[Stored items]
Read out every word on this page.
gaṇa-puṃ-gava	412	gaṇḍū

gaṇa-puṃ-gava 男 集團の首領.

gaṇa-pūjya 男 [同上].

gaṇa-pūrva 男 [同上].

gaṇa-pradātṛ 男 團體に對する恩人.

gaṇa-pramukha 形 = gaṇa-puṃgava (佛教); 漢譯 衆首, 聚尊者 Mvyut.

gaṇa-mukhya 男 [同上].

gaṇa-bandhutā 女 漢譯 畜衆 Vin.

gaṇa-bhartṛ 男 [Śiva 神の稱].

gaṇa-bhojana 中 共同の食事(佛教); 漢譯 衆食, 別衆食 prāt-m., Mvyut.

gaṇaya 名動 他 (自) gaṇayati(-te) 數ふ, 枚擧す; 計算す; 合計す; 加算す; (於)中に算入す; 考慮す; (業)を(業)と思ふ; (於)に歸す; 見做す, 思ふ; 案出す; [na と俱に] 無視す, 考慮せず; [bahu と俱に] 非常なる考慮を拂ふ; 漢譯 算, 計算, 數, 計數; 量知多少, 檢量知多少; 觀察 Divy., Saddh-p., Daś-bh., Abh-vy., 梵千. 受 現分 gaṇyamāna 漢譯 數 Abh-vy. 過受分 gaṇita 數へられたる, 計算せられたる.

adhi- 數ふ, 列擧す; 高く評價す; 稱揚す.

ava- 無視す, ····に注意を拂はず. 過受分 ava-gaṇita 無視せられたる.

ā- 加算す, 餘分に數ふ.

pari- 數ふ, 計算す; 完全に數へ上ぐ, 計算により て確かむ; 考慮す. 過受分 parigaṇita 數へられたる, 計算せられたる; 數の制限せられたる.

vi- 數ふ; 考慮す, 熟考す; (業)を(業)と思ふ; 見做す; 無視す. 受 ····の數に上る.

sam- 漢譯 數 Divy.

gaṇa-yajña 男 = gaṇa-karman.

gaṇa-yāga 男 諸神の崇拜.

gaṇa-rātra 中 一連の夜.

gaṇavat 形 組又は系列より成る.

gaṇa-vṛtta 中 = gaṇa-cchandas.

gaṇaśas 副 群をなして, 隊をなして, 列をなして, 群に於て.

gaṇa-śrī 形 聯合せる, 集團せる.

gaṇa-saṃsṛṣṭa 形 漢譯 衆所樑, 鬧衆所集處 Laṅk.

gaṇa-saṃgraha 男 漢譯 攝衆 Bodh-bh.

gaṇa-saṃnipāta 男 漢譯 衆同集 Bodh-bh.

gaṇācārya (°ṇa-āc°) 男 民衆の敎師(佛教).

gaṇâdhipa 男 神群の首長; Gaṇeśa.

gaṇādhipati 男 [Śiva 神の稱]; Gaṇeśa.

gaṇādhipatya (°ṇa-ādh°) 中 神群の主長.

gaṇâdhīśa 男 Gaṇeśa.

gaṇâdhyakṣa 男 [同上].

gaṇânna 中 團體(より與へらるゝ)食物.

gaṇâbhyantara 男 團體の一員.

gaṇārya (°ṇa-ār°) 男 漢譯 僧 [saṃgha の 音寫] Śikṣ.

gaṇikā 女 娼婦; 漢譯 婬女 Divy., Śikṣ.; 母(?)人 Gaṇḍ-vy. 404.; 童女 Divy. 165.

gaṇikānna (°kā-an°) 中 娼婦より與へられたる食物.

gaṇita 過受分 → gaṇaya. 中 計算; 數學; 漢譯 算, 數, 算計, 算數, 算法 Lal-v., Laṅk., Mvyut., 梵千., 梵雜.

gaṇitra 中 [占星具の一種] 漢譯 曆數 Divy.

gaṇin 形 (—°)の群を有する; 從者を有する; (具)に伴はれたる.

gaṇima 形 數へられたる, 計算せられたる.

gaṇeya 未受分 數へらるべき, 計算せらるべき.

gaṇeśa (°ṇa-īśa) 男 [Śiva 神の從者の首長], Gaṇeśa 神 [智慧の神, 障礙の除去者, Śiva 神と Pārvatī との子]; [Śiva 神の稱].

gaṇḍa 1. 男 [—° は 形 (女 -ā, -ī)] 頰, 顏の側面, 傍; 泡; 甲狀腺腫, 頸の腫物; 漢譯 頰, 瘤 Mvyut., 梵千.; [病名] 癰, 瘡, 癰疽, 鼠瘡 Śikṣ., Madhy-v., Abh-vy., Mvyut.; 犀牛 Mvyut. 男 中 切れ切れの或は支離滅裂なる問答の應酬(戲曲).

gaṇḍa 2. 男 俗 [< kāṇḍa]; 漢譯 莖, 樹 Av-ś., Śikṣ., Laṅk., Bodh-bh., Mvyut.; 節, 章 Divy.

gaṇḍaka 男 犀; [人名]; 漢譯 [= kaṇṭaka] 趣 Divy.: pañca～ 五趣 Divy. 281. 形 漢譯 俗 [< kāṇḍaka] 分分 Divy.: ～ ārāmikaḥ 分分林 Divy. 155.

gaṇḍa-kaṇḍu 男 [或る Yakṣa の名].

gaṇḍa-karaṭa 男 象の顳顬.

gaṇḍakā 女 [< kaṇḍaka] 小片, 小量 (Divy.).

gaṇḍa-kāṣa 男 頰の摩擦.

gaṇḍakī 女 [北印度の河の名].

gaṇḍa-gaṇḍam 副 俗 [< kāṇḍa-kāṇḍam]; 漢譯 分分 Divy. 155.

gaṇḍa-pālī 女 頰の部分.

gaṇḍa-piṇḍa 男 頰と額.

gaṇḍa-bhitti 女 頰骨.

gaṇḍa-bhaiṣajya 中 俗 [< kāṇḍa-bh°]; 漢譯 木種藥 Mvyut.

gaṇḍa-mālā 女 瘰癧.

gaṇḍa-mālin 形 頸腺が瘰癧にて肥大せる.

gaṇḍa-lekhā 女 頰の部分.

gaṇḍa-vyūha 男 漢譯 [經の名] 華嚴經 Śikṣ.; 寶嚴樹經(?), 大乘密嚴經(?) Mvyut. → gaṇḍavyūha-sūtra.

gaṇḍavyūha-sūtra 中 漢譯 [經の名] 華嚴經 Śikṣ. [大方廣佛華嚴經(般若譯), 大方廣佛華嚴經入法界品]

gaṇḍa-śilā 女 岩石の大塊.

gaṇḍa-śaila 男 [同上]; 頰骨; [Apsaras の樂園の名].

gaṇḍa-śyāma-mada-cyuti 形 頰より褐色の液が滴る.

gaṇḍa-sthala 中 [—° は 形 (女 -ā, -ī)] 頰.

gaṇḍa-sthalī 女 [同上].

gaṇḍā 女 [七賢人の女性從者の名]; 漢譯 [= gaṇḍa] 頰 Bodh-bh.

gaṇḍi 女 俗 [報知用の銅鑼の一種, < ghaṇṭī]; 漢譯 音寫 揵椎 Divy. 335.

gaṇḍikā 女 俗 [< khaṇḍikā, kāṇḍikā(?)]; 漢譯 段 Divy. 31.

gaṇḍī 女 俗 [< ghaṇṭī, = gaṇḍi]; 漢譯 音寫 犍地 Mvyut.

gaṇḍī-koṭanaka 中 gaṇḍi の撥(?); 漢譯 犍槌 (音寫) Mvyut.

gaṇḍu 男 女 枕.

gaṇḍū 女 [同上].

> WHAT THE EXERCISE ASKS:
Write down every line of the data above that includes the string "ghaṇṭī".

> WRITTEN SOLUTION:
gaṇḍi 女 俗 [報知用の銅鑼の一種, < ghaṇṭī]; 漢譯 音寫 揵椎 Divy. 335.
gaṇḍī 女 俗 [< ghaṇṭī, = gaṇḍi]; 漢譯 音寫 犍地 Mvyut.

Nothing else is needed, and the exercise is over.